Every line below must be reproduced exactly. Copy them all.

* BEGIN DATA TO PROCESS *

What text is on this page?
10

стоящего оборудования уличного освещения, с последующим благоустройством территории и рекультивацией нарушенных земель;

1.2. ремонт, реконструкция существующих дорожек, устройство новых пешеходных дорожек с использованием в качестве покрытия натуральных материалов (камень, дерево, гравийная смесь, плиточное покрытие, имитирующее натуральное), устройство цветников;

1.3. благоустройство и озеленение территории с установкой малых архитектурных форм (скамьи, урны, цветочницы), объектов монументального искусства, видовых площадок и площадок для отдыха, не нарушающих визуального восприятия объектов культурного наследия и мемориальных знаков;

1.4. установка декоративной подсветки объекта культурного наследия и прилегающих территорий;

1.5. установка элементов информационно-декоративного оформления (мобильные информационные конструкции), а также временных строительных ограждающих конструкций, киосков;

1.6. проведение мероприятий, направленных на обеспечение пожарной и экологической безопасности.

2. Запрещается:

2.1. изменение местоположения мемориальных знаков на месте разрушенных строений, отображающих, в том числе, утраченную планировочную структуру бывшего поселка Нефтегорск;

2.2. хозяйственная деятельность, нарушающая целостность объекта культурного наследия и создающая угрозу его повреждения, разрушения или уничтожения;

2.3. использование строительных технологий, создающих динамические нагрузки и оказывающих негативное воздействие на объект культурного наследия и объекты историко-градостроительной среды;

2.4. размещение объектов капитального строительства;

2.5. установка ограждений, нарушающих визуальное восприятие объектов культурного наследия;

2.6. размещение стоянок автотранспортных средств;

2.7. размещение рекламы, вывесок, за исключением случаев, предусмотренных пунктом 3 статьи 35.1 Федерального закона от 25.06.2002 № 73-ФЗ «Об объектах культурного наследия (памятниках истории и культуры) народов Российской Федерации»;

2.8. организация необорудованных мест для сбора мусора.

* END DATA TO PROCESS *

_EXERCISE RESPONSE_.
What text is on this page?
10

стоящего оборудования уличного освещения, с последующим благоустройством территории и рекультивацией нарушенных земель;

1.2. ремонт, реконструкция существующих дорожек, устройство новых пешеходных дорожек с использованием в качестве покрытия натуральных материалов (камень, дерево, гравийная смесь, плиточное покрытие, имитирующее натуральное), устройство цветников;

1.3. благоустройство и озеленение территории с установкой малых архитектурных форм (скамьи, урны, цветочницы), объектов монументального искусства, видовых площадок и площадок для отдыха, не нарушающих визуального восприятия объектов культурного наследия и мемориальных знаков;

1.4. установка декоративной подсветки объекта культурного наследия и прилегающих территорий;

1.5. установка элементов информационно-декоративного оформления (мобильные информационные конструкции), а также временных строительных ограждающих конструкций, киосков;

1.6. проведение мероприятий, направленных на обеспечение пожарной и экологической безопасности.

2. Запрещается:

2.1. изменение местоположения мемориальных знаков на месте разрушенных строений, отображающих, в том числе, утраченную планировочную структуру бывшего поселка Нефтегорск;

2.2. хозяйственная деятельность, нарушающая целостность объекта культурного наследия и создающая угрозу его повреждения, разрушения или уничтожения;

2.3. использование строительных технологий, создающих динамические нагрузки и оказывающих негативное воздействие на объект культурного наследия и объекты историко-градостроительной среды;

2.4. размещение объектов капитального строительства;

2.5. установка ограждений, нарушающих визуальное восприятие объектов культурного наследия;

2.6. размещение стоянок автотранспортных средств;

2.7. размещение рекламы, вывесок, за исключением случаев, предусмотренных пунктом 3 статьи 35.1 Федерального закона от 25.06.2002 № 73-ФЗ «Об объектах культурного наследия (памятниках истории и культуры) народов Российской Федерации»;

2.8. организация необорудованных мест для сбора мусора.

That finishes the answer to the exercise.